[Dataset rows]
-- begin --

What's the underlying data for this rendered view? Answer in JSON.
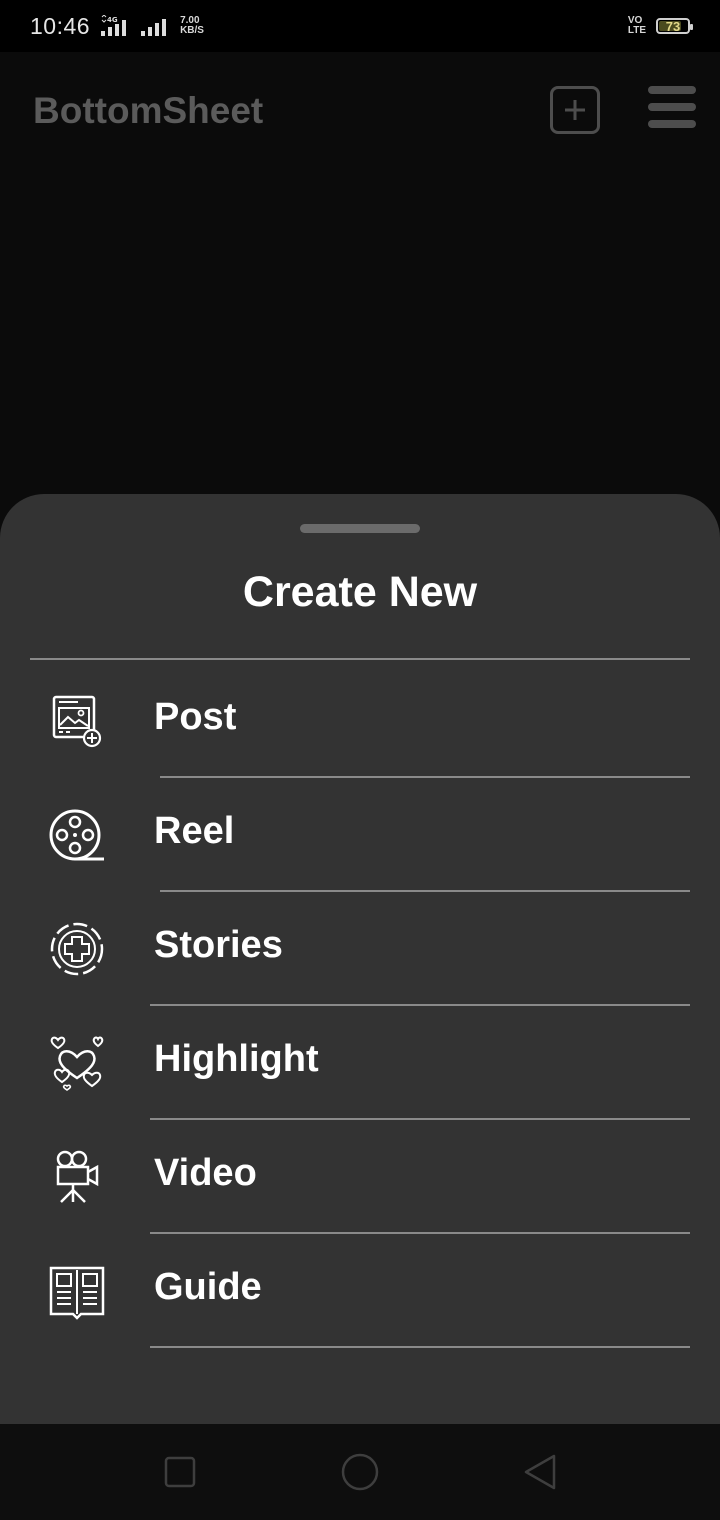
{
  "status_bar": {
    "time": "10:46",
    "network_speed": "7.00\nKB/S",
    "volte": "VO\nLTE",
    "battery": "73"
  },
  "app_bar": {
    "title": "BottomSheet",
    "add_icon": "plus-square-icon",
    "menu_icon": "hamburger-icon"
  },
  "sheet": {
    "title": "Create New",
    "items": [
      {
        "label": "Post",
        "icon": "image-post-icon"
      },
      {
        "label": "Reel",
        "icon": "film-reel-icon"
      },
      {
        "label": "Stories",
        "icon": "story-plus-icon"
      },
      {
        "label": "Highlight",
        "icon": "hearts-icon"
      },
      {
        "label": "Video",
        "icon": "video-camera-icon"
      },
      {
        "label": "Guide",
        "icon": "book-icon"
      }
    ]
  },
  "nav_bar": {
    "recents_icon": "square-icon",
    "home_icon": "circle-icon",
    "back_icon": "triangle-back-icon"
  }
}
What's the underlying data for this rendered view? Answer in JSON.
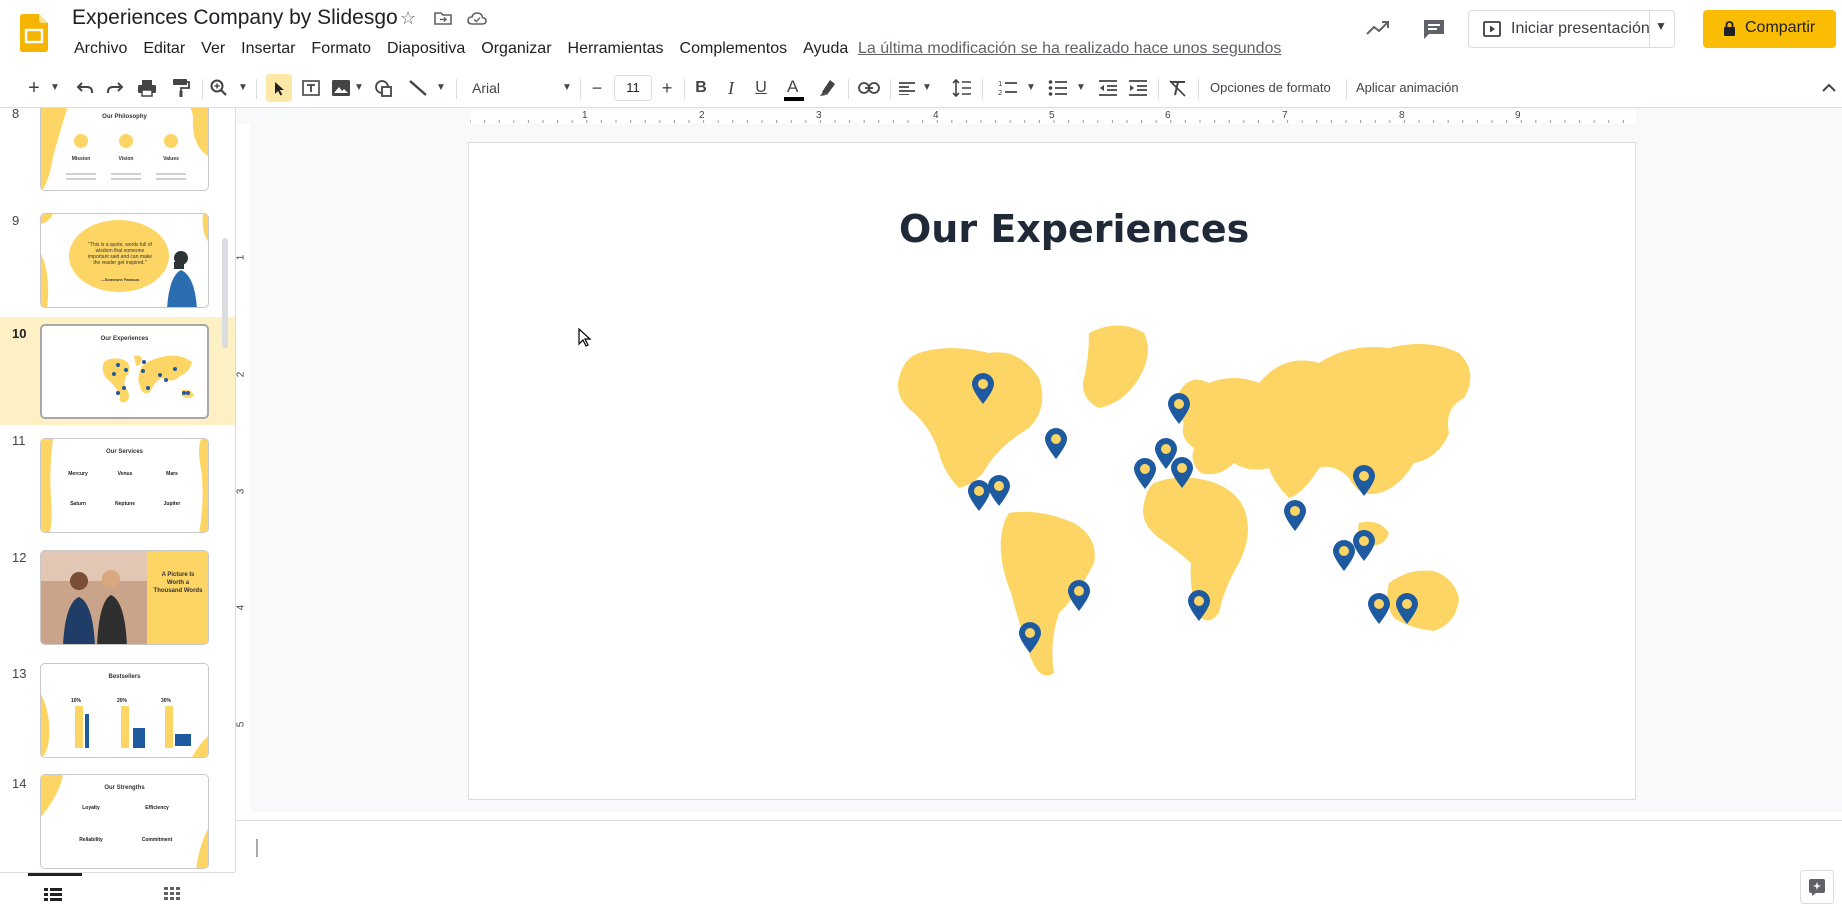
{
  "header": {
    "doc_title": "Experiences Company by Slidesgo",
    "menu": [
      "Archivo",
      "Editar",
      "Ver",
      "Insertar",
      "Formato",
      "Diapositiva",
      "Organizar",
      "Herramientas",
      "Complementos",
      "Ayuda"
    ],
    "last_modified": "La última modificación se ha realizado hace unos segundos",
    "present_label": "Iniciar presentación",
    "share_label": "Compartir"
  },
  "toolbar": {
    "font_name": "Arial",
    "font_size": "11",
    "format_options": "Opciones de formato",
    "apply_animation": "Aplicar animación"
  },
  "ruler": {
    "top": [
      "1",
      "2",
      "3",
      "4",
      "5",
      "6",
      "7",
      "8",
      "9"
    ],
    "left": [
      "1",
      "2",
      "3",
      "4",
      "5"
    ]
  },
  "filmstrip": {
    "slides": [
      {
        "num": "8",
        "title": "Our Philosophy",
        "labels": [
          "Mission",
          "Vision",
          "Values"
        ]
      },
      {
        "num": "9",
        "title": "",
        "quote": "\"This is a quote, words full of wisdom that someone important said and can make the reader get inspired.\"",
        "author": "—Someone Famous"
      },
      {
        "num": "10",
        "title": "Our Experiences"
      },
      {
        "num": "11",
        "title": "Our Services",
        "labels": [
          "Mercury",
          "Venus",
          "Mars",
          "Saturn",
          "Neptune",
          "Jupiter"
        ]
      },
      {
        "num": "12",
        "title": "A Picture Is Worth a Thousand Words"
      },
      {
        "num": "13",
        "title": "Bestsellers",
        "labels": [
          "10%",
          "20%",
          "30%"
        ]
      },
      {
        "num": "14",
        "title": "Our Strengths",
        "labels": [
          "Loyalty",
          "Efficiency",
          "Reliability",
          "Commitment"
        ]
      }
    ]
  },
  "slide": {
    "title": "Our Experiences",
    "map_color": "#fdd565",
    "pin_color": "#1e5aa0"
  },
  "colors": {
    "accent_yellow": "#fbbc04",
    "selected_slide_bg": "#fdf0c4",
    "thumb_yellow": "#fdd565"
  }
}
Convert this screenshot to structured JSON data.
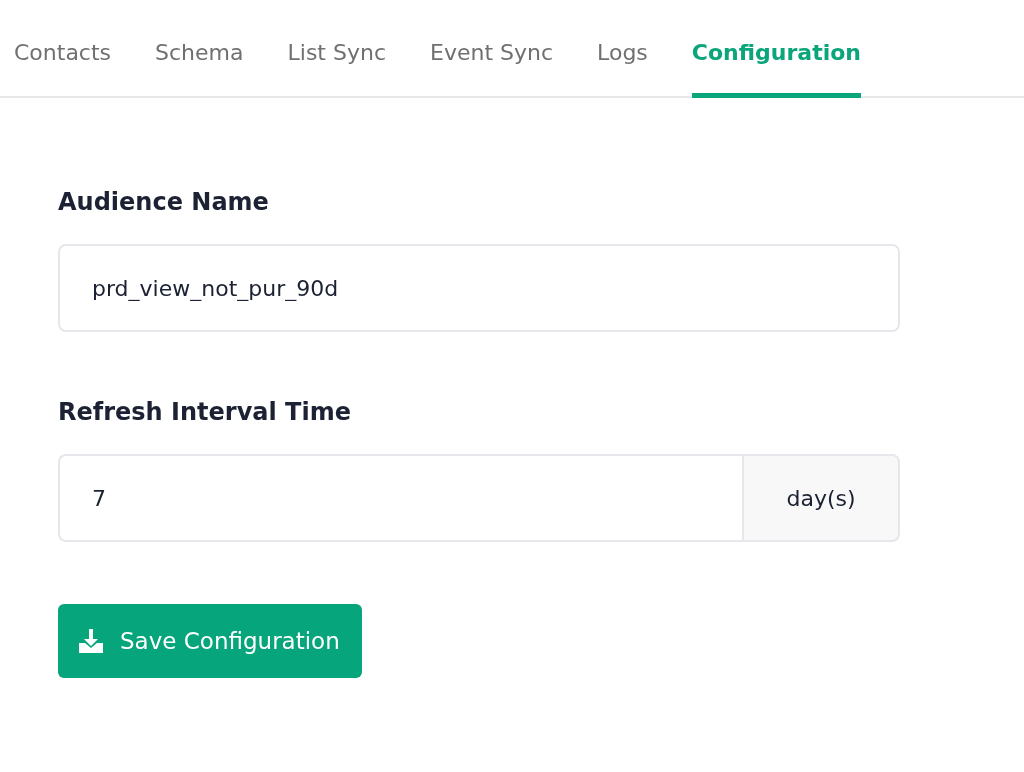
{
  "tabs": [
    {
      "label": "Contacts",
      "selected": false
    },
    {
      "label": "Schema",
      "selected": false
    },
    {
      "label": "List Sync",
      "selected": false
    },
    {
      "label": "Event Sync",
      "selected": false
    },
    {
      "label": "Logs",
      "selected": false
    },
    {
      "label": "Configuration",
      "selected": true
    }
  ],
  "form": {
    "fields": [
      {
        "kind": "text",
        "label": "Audience Name",
        "value": "prd_view_not_pur_90d"
      },
      {
        "kind": "addon",
        "label": "Refresh Interval Time",
        "value": "7",
        "addon": "day(s)"
      }
    ],
    "save_button": "Save Configuration"
  }
}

-- end --

● **SHORT TASK**:
Reproduce all of the data exactly, omitting each picture it holds.

● **COMPLETED TASK**:
What's the underlying data for this rendered view? Answer in JSON.
{
  "status_bar": {
    "time": "10:46",
    "network_speed": "7.00\nKB/S",
    "volte": "VO\nLTE",
    "battery": "73"
  },
  "app_bar": {
    "title": "BottomSheet",
    "add_icon": "plus-square-icon",
    "menu_icon": "hamburger-icon"
  },
  "sheet": {
    "title": "Create New",
    "items": [
      {
        "label": "Post",
        "icon": "image-post-icon"
      },
      {
        "label": "Reel",
        "icon": "film-reel-icon"
      },
      {
        "label": "Stories",
        "icon": "story-plus-icon"
      },
      {
        "label": "Highlight",
        "icon": "hearts-icon"
      },
      {
        "label": "Video",
        "icon": "video-camera-icon"
      },
      {
        "label": "Guide",
        "icon": "book-icon"
      }
    ]
  },
  "nav_bar": {
    "recents_icon": "square-icon",
    "home_icon": "circle-icon",
    "back_icon": "triangle-back-icon"
  }
}
What's the underlying data for this rendered view? Answer in JSON.
{
  "header": {
    "doc_title": "Experiences Company by Slidesgo",
    "menu": [
      "Archivo",
      "Editar",
      "Ver",
      "Insertar",
      "Formato",
      "Diapositiva",
      "Organizar",
      "Herramientas",
      "Complementos",
      "Ayuda"
    ],
    "last_modified": "La última modificación se ha realizado hace unos segundos",
    "present_label": "Iniciar presentación",
    "share_label": "Compartir"
  },
  "toolbar": {
    "font_name": "Arial",
    "font_size": "11",
    "format_options": "Opciones de formato",
    "apply_animation": "Aplicar animación"
  },
  "ruler": {
    "top": [
      "1",
      "2",
      "3",
      "4",
      "5",
      "6",
      "7",
      "8",
      "9"
    ],
    "left": [
      "1",
      "2",
      "3",
      "4",
      "5"
    ]
  },
  "filmstrip": {
    "slides": [
      {
        "num": "8",
        "title": "Our Philosophy",
        "labels": [
          "Mission",
          "Vision",
          "Values"
        ]
      },
      {
        "num": "9",
        "title": "",
        "quote": "\"This is a quote, words full of wisdom that someone important said and can make the reader get inspired.\"",
        "author": "—Someone Famous"
      },
      {
        "num": "10",
        "title": "Our Experiences"
      },
      {
        "num": "11",
        "title": "Our Services",
        "labels": [
          "Mercury",
          "Venus",
          "Mars",
          "Saturn",
          "Neptune",
          "Jupiter"
        ]
      },
      {
        "num": "12",
        "title": "A Picture Is Worth a Thousand Words"
      },
      {
        "num": "13",
        "title": "Bestsellers",
        "labels": [
          "10%",
          "20%",
          "30%"
        ]
      },
      {
        "num": "14",
        "title": "Our Strengths",
        "labels": [
          "Loyalty",
          "Efficiency",
          "Reliability",
          "Commitment"
        ]
      }
    ]
  },
  "slide": {
    "title": "Our Experiences",
    "map_color": "#fdd565",
    "pin_color": "#1e5aa0"
  },
  "colors": {
    "accent_yellow": "#fbbc04",
    "selected_slide_bg": "#fdf0c4",
    "thumb_yellow": "#fdd565"
  }
}
Convert this screenshot to structured JSON data.
{
  "tabs": [
    {
      "label": "Contacts",
      "selected": false
    },
    {
      "label": "Schema",
      "selected": false
    },
    {
      "label": "List Sync",
      "selected": false
    },
    {
      "label": "Event Sync",
      "selected": false
    },
    {
      "label": "Logs",
      "selected": false
    },
    {
      "label": "Configuration",
      "selected": true
    }
  ],
  "form": {
    "fields": [
      {
        "kind": "text",
        "label": "Audience Name",
        "value": "prd_view_not_pur_90d"
      },
      {
        "kind": "addon",
        "label": "Refresh Interval Time",
        "value": "7",
        "addon": "day(s)"
      }
    ],
    "save_button": "Save Configuration"
  }
}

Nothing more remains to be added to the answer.